- _Data to use_
┏━━
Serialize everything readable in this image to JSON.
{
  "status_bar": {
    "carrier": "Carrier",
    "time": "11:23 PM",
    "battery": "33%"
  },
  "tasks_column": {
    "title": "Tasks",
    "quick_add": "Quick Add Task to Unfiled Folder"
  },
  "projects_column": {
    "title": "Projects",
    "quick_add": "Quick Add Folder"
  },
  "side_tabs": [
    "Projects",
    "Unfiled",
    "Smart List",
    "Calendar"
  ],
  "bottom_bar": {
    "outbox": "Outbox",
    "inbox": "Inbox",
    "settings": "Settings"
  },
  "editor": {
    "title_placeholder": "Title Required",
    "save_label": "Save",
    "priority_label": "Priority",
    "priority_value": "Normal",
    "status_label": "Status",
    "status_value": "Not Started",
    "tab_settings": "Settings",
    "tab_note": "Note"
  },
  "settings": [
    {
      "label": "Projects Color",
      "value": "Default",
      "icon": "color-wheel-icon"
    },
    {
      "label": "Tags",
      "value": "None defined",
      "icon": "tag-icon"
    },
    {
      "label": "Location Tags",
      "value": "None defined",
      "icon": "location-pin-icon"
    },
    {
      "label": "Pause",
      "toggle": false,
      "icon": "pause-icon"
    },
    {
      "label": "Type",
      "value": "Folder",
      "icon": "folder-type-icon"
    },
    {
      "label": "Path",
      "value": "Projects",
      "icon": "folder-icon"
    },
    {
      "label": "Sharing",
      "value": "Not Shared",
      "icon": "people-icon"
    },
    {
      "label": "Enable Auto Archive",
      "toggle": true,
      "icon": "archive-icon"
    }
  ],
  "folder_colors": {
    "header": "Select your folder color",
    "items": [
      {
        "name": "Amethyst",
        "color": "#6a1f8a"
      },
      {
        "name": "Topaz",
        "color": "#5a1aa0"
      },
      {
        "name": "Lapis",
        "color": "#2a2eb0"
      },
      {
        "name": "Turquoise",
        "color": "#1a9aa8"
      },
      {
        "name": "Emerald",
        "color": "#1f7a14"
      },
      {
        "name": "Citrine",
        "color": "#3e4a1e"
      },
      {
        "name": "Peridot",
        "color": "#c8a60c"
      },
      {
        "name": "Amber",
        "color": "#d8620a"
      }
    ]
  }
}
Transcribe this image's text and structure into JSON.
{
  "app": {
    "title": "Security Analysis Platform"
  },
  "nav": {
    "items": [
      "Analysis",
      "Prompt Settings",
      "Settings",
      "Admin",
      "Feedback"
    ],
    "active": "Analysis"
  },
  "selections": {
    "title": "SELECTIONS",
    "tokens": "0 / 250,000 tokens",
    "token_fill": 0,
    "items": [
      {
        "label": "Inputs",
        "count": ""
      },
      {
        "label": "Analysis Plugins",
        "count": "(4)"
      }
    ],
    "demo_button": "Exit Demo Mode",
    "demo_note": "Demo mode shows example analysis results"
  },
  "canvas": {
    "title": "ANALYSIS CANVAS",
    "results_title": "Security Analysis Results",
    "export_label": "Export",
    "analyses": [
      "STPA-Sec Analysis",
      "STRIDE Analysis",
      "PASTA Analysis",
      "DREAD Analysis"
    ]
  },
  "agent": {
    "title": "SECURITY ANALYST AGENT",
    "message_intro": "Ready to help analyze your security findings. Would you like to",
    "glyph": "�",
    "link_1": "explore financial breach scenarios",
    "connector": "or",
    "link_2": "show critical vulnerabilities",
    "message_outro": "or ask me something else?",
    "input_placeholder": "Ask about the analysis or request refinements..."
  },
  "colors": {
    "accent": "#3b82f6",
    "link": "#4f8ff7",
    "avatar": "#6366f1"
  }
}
┗━━
- _The request_
Where a line in the entries holds the word "icon", copy that line.

- _Exercise result_
      "icon": "color-wheel-icon"
      "icon": "tag-icon"
      "icon": "location-pin-icon"
      "icon": "pause-icon"
      "icon": "folder-type-icon"
      "icon": "folder-icon"
      "icon": "people-icon"
      "icon": "archive-icon"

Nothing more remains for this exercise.